§ Passage
The remainder of the capital postponements had to do with facilities.

The Hewitt’s community centre and library, a $116-million project, would be left as is  to be financed and built between 2023 and 2026. The Allandale Recreation Centre renovation and expansion, pegged at $35 million, will happen between 2024 and 2030, but with the 2028 and 2029 expenditures reversed.

“This helps the tax capital reserve (fund),” Lehman said of the Allandale timing change.

The Salem community centre and library, a $104-million project, would be backloaded from 2028 to 2031 instead of 2026 until 2028, although the land would still be purchased in 2026.

The $29.3-million second phase of the Barrie Simcoe Emergency Campus, training facilities for city police and firefighters, would be delayed from 2027-28 until 2030 to 2031.

The $10-million, 10-acre sports field and park space, as well as Barrie’s fifth permanent fire station, in the Salem area would now be developed 2027-30 instead of 2025-26. The specific site has not been identified, however.

The Dorian Parker Centre renovation and rebuild will get its $40,000 for new washrooms next year, but the remaining $3.17 million would be spent in 2027-29, not 2023-25.

Staff would also be directed to bring forward an updated development charge background study and related bylaw in 2023, and a proposed new community benefit charge. Development charges are designed to recover the capital costs associated with residential and non-residential (commercial, industrial, institutional) growth within a municipality.

Councillors also made some decisions on how to improve conditions to speed development in Barrie.

Coun. Keenan Aylwin’s motion that city staff report back to planning committee on managing extension requests to existing planning approvals, such as conditions of site-plan approval and draft plan of subdivision approvals, was approved.

Councillors also considered a number of measures designed to shore up Barrie's long-range financial plan and update its fiscal policy framework.

Consideration would be given to revising the phasing requirements in the Official Plan for the Salem and Hewitt’s secondary plan areas to ensure future phases are not unreasonably developed before areas where capacity currently exists.

Also, traditional front-ending agreements or credit agreements with longer payback periods be required for any capital works in phases two and three of the Salem and Hewitt’s secondary plan areas.

§ Extracted records
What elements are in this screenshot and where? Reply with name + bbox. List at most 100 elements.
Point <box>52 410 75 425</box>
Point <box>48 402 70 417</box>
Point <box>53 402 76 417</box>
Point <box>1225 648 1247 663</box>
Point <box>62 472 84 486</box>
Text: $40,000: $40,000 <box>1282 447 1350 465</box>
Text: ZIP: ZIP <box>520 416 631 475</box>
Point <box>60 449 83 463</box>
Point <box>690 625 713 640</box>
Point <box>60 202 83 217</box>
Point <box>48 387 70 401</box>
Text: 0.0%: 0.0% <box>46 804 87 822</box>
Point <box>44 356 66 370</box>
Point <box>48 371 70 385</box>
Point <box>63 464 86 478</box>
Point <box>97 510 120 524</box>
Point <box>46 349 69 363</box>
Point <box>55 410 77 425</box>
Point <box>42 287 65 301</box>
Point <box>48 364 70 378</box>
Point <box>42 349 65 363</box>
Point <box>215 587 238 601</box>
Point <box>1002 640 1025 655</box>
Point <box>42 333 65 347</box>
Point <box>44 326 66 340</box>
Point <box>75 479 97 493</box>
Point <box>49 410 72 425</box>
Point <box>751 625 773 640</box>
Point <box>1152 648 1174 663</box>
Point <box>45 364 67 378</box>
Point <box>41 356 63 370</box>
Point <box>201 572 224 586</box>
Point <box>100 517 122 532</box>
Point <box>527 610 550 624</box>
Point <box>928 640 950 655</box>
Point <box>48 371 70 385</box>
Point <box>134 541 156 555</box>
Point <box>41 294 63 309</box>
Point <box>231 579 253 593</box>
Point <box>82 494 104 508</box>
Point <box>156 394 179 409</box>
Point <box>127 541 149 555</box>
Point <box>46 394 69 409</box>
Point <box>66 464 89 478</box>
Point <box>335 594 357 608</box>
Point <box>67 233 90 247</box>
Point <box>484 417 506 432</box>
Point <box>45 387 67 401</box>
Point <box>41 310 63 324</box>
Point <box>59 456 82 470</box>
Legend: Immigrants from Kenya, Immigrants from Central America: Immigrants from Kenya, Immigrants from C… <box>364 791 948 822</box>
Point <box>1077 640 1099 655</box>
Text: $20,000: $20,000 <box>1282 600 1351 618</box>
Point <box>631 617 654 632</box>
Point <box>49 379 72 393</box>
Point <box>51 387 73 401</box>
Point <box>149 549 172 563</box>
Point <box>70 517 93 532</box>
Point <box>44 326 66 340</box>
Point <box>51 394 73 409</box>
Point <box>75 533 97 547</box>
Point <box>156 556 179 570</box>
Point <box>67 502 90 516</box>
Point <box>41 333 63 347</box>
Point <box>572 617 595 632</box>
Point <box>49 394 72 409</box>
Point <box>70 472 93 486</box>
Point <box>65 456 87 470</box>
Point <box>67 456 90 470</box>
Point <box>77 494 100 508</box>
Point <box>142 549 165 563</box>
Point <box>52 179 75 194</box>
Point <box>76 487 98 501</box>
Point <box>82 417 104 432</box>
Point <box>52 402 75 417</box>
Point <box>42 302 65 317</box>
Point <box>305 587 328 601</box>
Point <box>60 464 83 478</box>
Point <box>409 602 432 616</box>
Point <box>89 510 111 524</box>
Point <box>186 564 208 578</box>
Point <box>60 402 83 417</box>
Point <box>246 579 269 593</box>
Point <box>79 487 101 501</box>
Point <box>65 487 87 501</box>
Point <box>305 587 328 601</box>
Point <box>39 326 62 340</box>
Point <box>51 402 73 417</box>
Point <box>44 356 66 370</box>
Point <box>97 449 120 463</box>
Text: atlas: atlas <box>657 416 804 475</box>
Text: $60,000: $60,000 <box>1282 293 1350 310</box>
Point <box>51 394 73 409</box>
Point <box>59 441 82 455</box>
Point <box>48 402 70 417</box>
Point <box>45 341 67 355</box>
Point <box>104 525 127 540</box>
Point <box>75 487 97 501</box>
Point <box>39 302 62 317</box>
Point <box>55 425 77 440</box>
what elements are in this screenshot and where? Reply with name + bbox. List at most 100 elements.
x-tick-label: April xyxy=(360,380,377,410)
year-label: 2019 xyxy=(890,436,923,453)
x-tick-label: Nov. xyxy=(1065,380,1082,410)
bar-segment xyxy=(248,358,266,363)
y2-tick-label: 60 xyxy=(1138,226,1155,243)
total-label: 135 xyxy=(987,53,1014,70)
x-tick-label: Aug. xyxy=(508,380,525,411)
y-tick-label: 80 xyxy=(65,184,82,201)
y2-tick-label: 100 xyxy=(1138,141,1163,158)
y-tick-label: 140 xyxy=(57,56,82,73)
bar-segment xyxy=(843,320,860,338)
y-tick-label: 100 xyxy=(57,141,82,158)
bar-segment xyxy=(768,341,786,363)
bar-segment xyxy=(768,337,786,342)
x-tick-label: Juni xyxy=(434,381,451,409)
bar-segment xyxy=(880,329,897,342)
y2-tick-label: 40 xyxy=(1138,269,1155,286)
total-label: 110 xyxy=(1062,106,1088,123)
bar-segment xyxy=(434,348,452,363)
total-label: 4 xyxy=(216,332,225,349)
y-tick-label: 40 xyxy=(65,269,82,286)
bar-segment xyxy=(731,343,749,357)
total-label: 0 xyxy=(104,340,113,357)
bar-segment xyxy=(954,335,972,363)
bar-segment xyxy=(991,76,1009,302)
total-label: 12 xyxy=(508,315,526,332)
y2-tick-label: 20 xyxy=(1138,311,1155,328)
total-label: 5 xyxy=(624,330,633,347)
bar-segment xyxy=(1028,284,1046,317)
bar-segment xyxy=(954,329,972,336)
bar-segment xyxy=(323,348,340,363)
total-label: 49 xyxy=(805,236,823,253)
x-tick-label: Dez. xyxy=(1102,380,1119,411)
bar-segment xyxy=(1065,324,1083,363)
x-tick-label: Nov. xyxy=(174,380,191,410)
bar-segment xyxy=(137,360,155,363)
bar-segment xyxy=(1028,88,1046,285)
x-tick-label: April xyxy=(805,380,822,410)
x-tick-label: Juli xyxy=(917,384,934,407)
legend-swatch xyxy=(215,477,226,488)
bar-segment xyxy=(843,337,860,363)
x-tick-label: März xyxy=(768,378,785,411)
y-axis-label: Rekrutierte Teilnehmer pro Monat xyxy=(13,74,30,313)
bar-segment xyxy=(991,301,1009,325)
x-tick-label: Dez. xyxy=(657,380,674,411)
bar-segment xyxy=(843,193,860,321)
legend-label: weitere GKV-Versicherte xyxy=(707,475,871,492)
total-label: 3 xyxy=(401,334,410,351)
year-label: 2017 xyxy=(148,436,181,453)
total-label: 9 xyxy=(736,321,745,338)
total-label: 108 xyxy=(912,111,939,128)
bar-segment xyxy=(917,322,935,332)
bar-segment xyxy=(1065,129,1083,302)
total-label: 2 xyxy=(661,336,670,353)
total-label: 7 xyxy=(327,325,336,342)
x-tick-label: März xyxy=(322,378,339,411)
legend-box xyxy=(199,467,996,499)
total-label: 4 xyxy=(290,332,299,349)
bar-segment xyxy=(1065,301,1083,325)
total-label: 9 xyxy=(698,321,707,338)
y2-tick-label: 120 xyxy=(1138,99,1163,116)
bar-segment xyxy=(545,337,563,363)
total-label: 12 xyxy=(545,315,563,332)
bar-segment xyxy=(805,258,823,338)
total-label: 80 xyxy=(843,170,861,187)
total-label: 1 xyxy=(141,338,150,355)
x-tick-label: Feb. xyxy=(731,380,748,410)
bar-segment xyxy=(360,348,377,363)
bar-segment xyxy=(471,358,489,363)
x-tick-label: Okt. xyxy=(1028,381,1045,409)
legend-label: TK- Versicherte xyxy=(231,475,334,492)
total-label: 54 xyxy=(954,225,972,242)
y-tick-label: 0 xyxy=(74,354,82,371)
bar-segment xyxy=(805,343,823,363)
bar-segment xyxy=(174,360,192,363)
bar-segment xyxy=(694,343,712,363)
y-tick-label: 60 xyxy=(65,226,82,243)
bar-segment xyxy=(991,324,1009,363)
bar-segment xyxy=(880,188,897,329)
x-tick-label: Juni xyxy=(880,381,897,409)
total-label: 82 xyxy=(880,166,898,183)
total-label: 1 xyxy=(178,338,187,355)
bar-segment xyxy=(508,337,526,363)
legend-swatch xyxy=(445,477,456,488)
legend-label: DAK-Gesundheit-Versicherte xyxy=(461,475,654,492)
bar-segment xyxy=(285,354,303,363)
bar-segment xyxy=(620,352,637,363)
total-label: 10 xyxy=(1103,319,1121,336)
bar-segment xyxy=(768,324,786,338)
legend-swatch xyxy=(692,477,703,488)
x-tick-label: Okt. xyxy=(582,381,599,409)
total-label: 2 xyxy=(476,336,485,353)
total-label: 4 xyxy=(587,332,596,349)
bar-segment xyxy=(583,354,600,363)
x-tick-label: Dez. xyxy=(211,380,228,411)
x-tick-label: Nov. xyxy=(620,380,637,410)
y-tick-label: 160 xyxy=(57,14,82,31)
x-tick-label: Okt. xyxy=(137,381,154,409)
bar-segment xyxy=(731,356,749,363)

§ Study questions
**A.** From the article on Barrie's capital postponements, print the text starting with "The Salem community" and going on through "2027-29, not 2023-25.".
**B.** List every dollar amount that appears in the article on Barrie's capital postponements.
**C.** Carry on the article about Barrie's capital postponements with the next part, beginning right after its final sentence.

§ Answers given
**A.**
The Salem community centre and library, a $104-million project, would be backloaded from 2028 to 2031 instead of 2026 until 2028, although the land would still be purchased in 2026.

The $29.3-million second phase of the Barrie Simcoe Emergency Campus, training facilities for city police and firefighters, would be delayed from 2027-28 until 2030 to 2031.

The $10-million, 10-acre sports field and park space, as well as Barrie’s fifth permanent fire station, in the Salem area would now be developed 2027-30 instead of 2025-26. The specific site has not been identified, however.

The Dorian Parker Centre renovation and rebuild will get its $40,000 for new washrooms next year, but the remaining $3.17 million would be spent in 2027-29, not 2023-25.

**B.**
$116-million
$35 million
$104-million
$29.3-million
$10-million
$40,000
$3.17 million

**C.**
Beginning in 2023, the contribution to the dedicated infrastructure renewal fund to the tax capital reserve be increased to one per cent, helping to pay to replace and renew Barrie’s roads, pipes and buildings.

Also on the agenda was the allocation of Barrie Hydro Holdings dividends. A motion that beginning in 2023, 50 per cent of it would be allocated to the tax capital reserves, and the other half to the city’s reinvestment reserve, was defeated. The division remains 20 per cent for the tax capital reserve, 80 per cent for the reinvestment reserve.

The city’s long-range financial plan has not included consideration of the financial impact of significant funding requests from Georgian College, Royal Victoria Regional Health Centre (RVH), and the YMCA.

RVH recently announced plans to expand its existing Georgian Drive hospital in Barrie, now called the north campus, during a 10-year period and develop a new south campus in Innisfil to meet local demands and ongoing population growth. The south campus would be built on 83 acres at the southwest corner of Yonge Street and Innisfil Beach Road.

The estimated total cost of these two projects is roughly $2.5 billion, or $500 million for the south campus and $2 billion to expand RVH in Barrie. 

There is precedence for the city paying for health-care facilities in Barrie. The city contributed $24.3 million to the original build of RVH, between 1989 and 1994, as well as $52.5 million for an expanded RVH between 2009 and 2013.